> YOUR INSTRUCTIONS
Provide only the number of lines where "slightly" occurs.

> DATA SUPPLIED
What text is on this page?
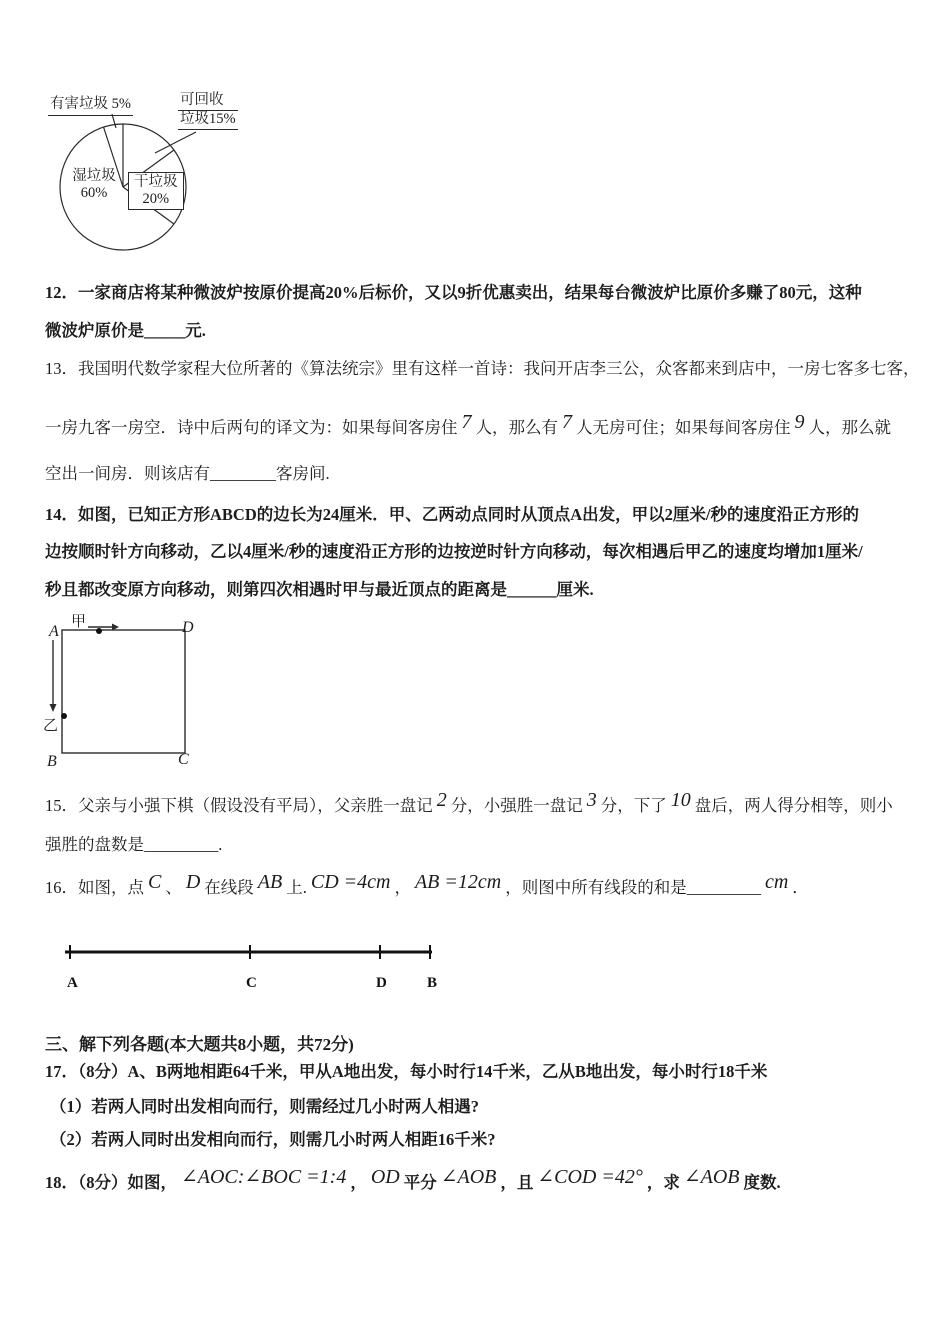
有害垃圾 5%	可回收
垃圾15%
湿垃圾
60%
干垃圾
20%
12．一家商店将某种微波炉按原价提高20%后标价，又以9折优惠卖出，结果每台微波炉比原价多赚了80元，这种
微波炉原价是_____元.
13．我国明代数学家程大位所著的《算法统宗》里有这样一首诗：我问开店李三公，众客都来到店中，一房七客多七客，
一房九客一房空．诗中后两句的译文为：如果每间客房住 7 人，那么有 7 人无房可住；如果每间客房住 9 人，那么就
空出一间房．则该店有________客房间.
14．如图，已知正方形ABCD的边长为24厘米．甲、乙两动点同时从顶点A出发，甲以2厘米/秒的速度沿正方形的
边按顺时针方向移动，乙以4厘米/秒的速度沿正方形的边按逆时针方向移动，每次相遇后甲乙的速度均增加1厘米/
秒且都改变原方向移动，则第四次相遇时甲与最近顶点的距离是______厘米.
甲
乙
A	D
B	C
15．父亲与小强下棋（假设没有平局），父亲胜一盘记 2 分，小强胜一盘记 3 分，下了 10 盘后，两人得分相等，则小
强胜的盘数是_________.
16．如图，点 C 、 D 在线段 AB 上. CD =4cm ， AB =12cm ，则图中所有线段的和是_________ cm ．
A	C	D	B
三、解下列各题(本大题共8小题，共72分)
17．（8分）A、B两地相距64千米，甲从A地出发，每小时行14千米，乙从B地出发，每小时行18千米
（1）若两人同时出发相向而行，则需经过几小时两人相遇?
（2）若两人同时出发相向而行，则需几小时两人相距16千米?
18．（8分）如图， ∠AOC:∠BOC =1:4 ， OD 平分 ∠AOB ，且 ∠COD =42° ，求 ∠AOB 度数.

==

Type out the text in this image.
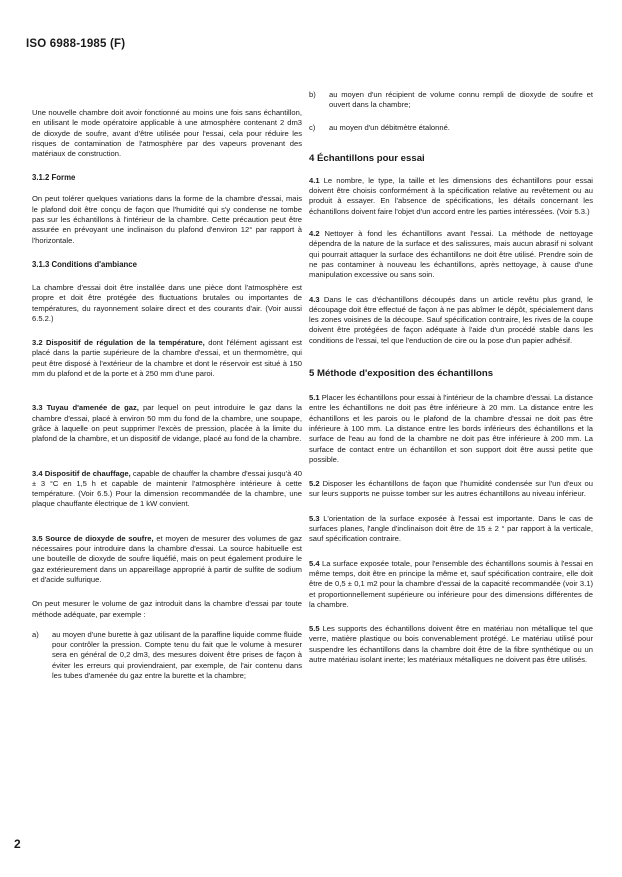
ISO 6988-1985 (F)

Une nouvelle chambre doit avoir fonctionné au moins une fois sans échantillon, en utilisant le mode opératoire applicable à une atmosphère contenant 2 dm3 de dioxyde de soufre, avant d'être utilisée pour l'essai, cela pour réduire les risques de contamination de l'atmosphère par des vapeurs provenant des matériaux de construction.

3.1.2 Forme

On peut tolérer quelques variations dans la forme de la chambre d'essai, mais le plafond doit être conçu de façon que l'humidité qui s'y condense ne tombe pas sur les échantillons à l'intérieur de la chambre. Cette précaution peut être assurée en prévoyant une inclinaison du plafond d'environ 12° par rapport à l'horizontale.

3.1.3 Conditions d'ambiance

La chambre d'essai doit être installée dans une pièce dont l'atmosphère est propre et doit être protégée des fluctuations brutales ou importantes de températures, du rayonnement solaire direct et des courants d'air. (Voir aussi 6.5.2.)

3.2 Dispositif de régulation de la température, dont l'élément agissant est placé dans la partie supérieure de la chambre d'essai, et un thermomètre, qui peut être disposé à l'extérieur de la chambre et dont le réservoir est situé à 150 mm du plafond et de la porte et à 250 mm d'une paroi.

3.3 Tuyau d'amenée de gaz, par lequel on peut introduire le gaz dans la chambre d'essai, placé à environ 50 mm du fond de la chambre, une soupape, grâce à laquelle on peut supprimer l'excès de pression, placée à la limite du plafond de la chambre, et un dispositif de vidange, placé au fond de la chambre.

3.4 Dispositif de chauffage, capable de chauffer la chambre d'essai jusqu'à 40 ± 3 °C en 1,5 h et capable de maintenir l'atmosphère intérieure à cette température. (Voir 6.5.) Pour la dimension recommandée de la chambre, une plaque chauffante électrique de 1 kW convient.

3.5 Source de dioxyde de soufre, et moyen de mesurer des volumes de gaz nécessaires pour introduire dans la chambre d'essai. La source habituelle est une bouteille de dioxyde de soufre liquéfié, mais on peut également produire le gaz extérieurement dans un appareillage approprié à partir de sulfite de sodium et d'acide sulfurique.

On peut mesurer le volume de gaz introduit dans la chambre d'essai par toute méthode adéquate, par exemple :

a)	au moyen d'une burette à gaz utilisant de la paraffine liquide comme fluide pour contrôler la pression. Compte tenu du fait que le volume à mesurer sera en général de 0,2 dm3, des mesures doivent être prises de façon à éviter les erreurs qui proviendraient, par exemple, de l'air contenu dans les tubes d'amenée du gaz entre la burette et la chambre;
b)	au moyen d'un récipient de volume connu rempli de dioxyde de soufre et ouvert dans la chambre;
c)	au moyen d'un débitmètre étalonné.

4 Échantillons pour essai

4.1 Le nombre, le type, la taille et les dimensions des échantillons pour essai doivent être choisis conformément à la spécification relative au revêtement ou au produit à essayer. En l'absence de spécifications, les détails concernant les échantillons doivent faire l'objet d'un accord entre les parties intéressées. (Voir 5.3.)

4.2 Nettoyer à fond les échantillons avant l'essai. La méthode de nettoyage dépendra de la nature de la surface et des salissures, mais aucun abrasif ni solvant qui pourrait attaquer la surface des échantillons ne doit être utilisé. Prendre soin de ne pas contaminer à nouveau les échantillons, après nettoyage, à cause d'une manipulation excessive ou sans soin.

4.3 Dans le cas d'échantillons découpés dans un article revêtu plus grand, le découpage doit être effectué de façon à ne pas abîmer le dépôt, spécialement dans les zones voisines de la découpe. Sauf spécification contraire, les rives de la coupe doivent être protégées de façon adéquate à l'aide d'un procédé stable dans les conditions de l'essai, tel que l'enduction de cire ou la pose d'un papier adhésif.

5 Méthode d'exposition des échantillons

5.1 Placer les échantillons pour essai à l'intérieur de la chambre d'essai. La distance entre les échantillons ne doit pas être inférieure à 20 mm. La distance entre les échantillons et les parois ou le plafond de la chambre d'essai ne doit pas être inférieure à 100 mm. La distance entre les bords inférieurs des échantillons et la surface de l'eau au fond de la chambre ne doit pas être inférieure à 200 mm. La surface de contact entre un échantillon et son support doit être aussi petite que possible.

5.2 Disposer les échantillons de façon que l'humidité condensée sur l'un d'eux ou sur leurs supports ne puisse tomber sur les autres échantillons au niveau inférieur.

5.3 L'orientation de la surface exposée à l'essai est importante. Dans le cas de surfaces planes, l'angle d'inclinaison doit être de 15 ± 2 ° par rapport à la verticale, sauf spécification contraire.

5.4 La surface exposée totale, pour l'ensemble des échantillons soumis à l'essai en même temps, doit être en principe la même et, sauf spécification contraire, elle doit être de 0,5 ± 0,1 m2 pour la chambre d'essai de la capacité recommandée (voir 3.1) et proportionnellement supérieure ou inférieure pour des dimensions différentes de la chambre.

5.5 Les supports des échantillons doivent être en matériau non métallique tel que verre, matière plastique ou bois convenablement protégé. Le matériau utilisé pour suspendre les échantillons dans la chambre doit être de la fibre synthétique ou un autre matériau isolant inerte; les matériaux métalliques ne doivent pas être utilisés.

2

...

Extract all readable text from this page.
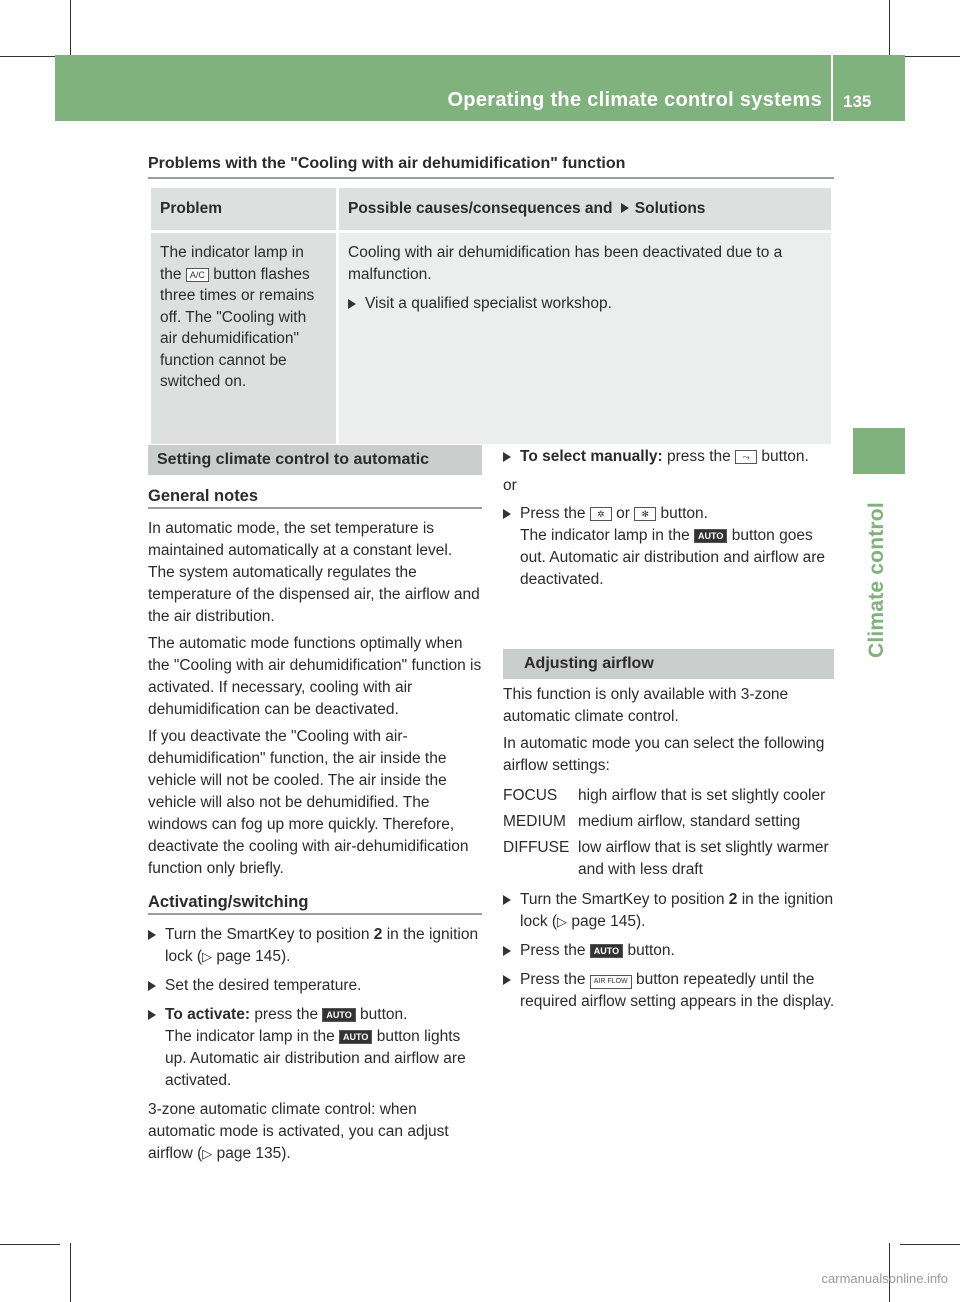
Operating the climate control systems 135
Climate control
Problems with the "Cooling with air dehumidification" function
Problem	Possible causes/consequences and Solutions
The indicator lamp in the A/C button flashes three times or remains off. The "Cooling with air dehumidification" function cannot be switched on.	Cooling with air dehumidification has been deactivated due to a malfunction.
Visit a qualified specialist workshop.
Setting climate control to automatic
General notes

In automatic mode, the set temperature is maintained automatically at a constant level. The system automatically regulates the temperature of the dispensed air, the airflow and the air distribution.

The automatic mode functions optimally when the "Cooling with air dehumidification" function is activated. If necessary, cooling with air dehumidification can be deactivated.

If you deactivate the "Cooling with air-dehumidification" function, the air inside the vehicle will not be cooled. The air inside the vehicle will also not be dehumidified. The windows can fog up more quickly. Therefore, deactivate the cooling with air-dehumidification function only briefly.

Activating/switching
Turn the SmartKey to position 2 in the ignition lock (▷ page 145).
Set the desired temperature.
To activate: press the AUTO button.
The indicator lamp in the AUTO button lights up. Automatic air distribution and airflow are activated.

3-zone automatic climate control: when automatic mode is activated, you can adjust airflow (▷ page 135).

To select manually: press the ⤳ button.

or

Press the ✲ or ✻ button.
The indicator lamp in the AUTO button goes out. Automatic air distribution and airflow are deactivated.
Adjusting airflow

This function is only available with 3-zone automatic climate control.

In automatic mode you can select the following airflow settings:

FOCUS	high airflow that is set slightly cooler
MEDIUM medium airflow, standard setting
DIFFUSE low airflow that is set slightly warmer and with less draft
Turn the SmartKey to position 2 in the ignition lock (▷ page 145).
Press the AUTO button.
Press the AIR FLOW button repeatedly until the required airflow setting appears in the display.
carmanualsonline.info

> TASK SOLUTION
2